>> Start DATASET ROWS

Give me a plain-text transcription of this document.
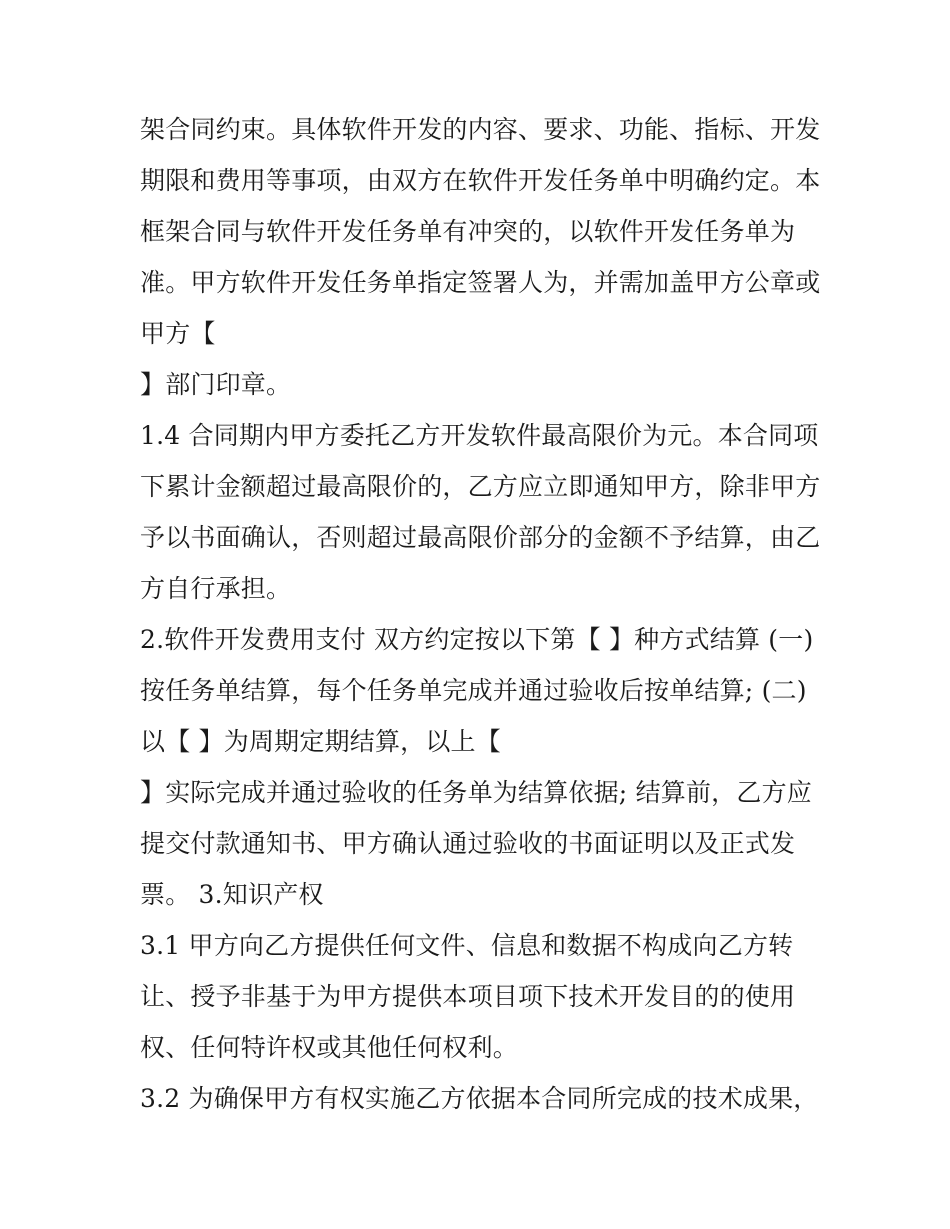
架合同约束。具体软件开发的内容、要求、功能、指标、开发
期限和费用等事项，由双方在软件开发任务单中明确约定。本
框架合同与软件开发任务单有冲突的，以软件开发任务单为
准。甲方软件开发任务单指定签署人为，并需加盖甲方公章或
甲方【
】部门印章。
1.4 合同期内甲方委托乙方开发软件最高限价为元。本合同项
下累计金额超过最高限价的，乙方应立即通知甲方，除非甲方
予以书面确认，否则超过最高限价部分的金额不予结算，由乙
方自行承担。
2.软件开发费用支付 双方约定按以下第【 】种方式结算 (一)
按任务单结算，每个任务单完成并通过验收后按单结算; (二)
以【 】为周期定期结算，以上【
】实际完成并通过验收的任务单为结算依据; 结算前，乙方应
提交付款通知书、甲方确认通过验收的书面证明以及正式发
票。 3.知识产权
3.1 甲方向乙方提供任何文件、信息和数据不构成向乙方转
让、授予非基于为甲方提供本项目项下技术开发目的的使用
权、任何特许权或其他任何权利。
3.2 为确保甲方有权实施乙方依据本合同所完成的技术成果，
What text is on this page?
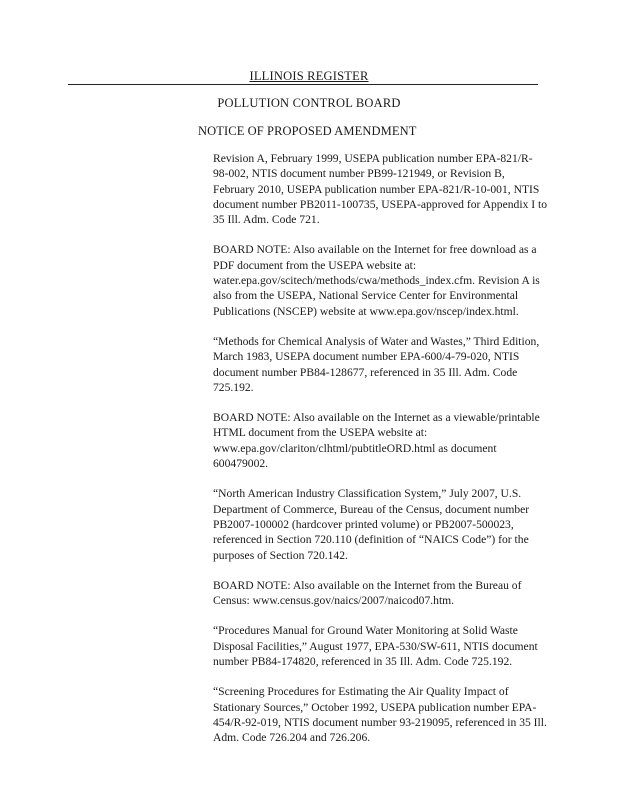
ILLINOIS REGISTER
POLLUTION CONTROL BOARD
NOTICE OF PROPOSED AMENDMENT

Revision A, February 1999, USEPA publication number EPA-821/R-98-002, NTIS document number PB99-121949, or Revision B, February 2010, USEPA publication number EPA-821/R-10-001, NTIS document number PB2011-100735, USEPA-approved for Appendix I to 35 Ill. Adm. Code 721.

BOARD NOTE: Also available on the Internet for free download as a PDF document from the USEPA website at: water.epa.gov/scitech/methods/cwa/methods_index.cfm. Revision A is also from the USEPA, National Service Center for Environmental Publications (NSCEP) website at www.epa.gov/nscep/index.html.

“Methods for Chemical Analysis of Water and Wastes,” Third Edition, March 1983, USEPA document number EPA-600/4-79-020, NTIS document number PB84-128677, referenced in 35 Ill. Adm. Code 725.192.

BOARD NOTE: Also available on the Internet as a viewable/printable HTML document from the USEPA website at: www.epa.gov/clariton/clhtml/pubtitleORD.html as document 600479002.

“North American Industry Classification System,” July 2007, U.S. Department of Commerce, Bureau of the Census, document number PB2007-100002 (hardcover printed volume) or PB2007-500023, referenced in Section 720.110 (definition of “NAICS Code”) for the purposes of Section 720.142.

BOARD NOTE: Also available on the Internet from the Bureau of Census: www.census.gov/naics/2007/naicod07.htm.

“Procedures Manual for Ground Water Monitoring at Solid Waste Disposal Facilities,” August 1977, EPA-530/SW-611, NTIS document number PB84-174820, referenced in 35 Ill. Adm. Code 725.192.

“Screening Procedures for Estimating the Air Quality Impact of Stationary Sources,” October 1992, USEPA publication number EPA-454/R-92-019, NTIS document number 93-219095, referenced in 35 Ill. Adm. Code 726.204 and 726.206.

>> End DATASET ROWS

GIVEN REQUEST
Retype all of the entries exactly as written, leaving out any images.

IN RESPONSE
Give me a plain-text transcription of this document.
架合同约束。具体软件开发的内容、要求、功能、指标、开发
期限和费用等事项，由双方在软件开发任务单中明确约定。本
框架合同与软件开发任务单有冲突的，以软件开发任务单为
准。甲方软件开发任务单指定签署人为，并需加盖甲方公章或
甲方【
】部门印章。
1.4 合同期内甲方委托乙方开发软件最高限价为元。本合同项
下累计金额超过最高限价的，乙方应立即通知甲方，除非甲方
予以书面确认，否则超过最高限价部分的金额不予结算，由乙
方自行承担。
2.软件开发费用支付 双方约定按以下第【 】种方式结算 (一)
按任务单结算，每个任务单完成并通过验收后按单结算; (二)
以【 】为周期定期结算，以上【
】实际完成并通过验收的任务单为结算依据; 结算前，乙方应
提交付款通知书、甲方确认通过验收的书面证明以及正式发
票。 3.知识产权
3.1 甲方向乙方提供任何文件、信息和数据不构成向乙方转
让、授予非基于为甲方提供本项目项下技术开发目的的使用
权、任何特许权或其他任何权利。
3.2 为确保甲方有权实施乙方依据本合同所完成的技术成果，
What text is on this page?
ILLINOIS REGISTER
POLLUTION CONTROL BOARD
NOTICE OF PROPOSED AMENDMENT

Revision A, February 1999, USEPA publication number EPA-821/R-98-002, NTIS document number PB99-121949, or Revision B, February 2010, USEPA publication number EPA-821/R-10-001, NTIS document number PB2011-100735, USEPA-approved for Appendix I to 35 Ill. Adm. Code 721.

BOARD NOTE: Also available on the Internet for free download as a PDF document from the USEPA website at: water.epa.gov/scitech/methods/cwa/methods_index.cfm. Revision A is also from the USEPA, National Service Center for Environmental Publications (NSCEP) website at www.epa.gov/nscep/index.html.

“Methods for Chemical Analysis of Water and Wastes,” Third Edition, March 1983, USEPA document number EPA-600/4-79-020, NTIS document number PB84-128677, referenced in 35 Ill. Adm. Code 725.192.

BOARD NOTE: Also available on the Internet as a viewable/printable HTML document from the USEPA website at: www.epa.gov/clariton/clhtml/pubtitleORD.html as document 600479002.

“North American Industry Classification System,” July 2007, U.S. Department of Commerce, Bureau of the Census, document number PB2007-100002 (hardcover printed volume) or PB2007-500023, referenced in Section 720.110 (definition of “NAICS Code”) for the purposes of Section 720.142.

BOARD NOTE: Also available on the Internet from the Bureau of Census: www.census.gov/naics/2007/naicod07.htm.

“Procedures Manual for Ground Water Monitoring at Solid Waste Disposal Facilities,” August 1977, EPA-530/SW-611, NTIS document number PB84-174820, referenced in 35 Ill. Adm. Code 725.192.

“Screening Procedures for Estimating the Air Quality Impact of Stationary Sources,” October 1992, USEPA publication number EPA-454/R-92-019, NTIS document number 93-219095, referenced in 35 Ill. Adm. Code 726.204 and 726.206.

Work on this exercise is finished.